╭─ Provided data

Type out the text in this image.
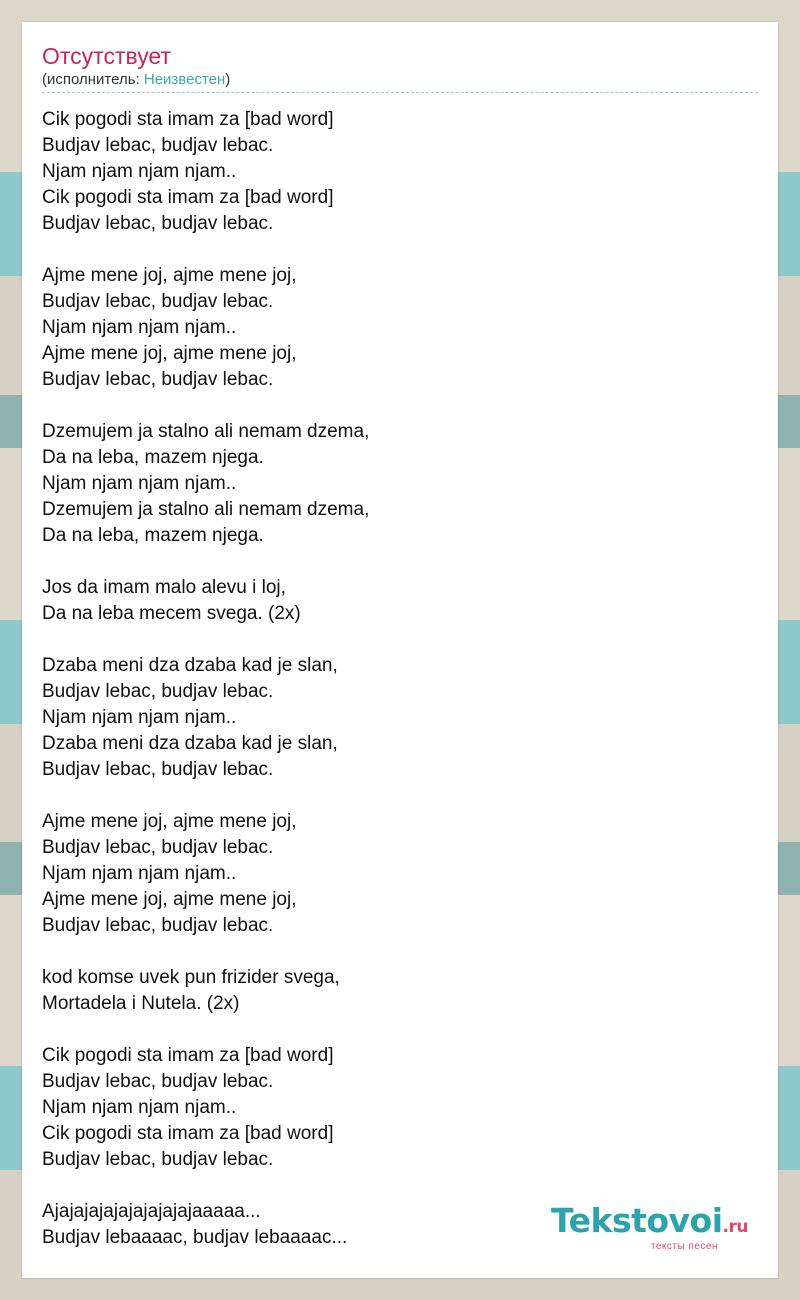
Отсутствует
(исполнитель: Неизвестен)
Cik pogodi sta imam za [bad word]
Budjav lebac, budjav lebac.
Njam njam njam njam..
Cik pogodi sta imam za [bad word]
Budjav lebac, budjav lebac.
Ajme mene joj, ajme mene joj,
Budjav lebac, budjav lebac.
Njam njam njam njam..
Ajme mene joj, ajme mene joj,
Budjav lebac, budjav lebac.
Dzemujem ja stalno ali nemam dzema,
Da na leba, mazem njega.
Njam njam njam njam..
Dzemujem ja stalno ali nemam dzema,
Da na leba, mazem njega.
Jos da imam malo alevu i loj,
Da na leba mecem svega. (2x)
Dzaba meni dza dzaba kad je slan,
Budjav lebac, budjav lebac.
Njam njam njam njam..
Dzaba meni dza dzaba kad je slan,
Budjav lebac, budjav lebac.
Ajme mene joj, ajme mene joj,
Budjav lebac, budjav lebac.
Njam njam njam njam..
Ajme mene joj, ajme mene joj,
Budjav lebac, budjav lebac.
kod komse uvek pun frizider svega,
Mortadela i Nutela. (2x)
Cik pogodi sta imam za [bad word]
Budjav lebac, budjav lebac.
Njam njam njam njam..
Cik pogodi sta imam za [bad word]
Budjav lebac, budjav lebac.
Ajajajajajajajajajajaaaaa...
Budjav lebaaaac, budjav lebaaaac...	Tekstovoi.ru
тексты песен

╰─

▶ _What this task involves_:
Can you repeat every record above exactly, apart from the pictures?

▶ _Exercise answer_:
Type out the text in this image.
Отсутствует
(исполнитель: Неизвестен)
Cik pogodi sta imam za [bad word]
Budjav lebac, budjav lebac.
Njam njam njam njam..
Cik pogodi sta imam za [bad word]
Budjav lebac, budjav lebac.
Ajme mene joj, ajme mene joj,
Budjav lebac, budjav lebac.
Njam njam njam njam..
Ajme mene joj, ajme mene joj,
Budjav lebac, budjav lebac.
Dzemujem ja stalno ali nemam dzema,
Da na leba, mazem njega.
Njam njam njam njam..
Dzemujem ja stalno ali nemam dzema,
Da na leba, mazem njega.
Jos da imam malo alevu i loj,
Da na leba mecem svega. (2x)
Dzaba meni dza dzaba kad je slan,
Budjav lebac, budjav lebac.
Njam njam njam njam..
Dzaba meni dza dzaba kad je slan,
Budjav lebac, budjav lebac.
Ajme mene joj, ajme mene joj,
Budjav lebac, budjav lebac.
Njam njam njam njam..
Ajme mene joj, ajme mene joj,
Budjav lebac, budjav lebac.
kod komse uvek pun frizider svega,
Mortadela i Nutela. (2x)
Cik pogodi sta imam za [bad word]
Budjav lebac, budjav lebac.
Njam njam njam njam..
Cik pogodi sta imam za [bad word]
Budjav lebac, budjav lebac.
Ajajajajajajajajajajaaaaa...
Budjav lebaaaac, budjav lebaaaac...	Tekstovoi.ru
тексты песен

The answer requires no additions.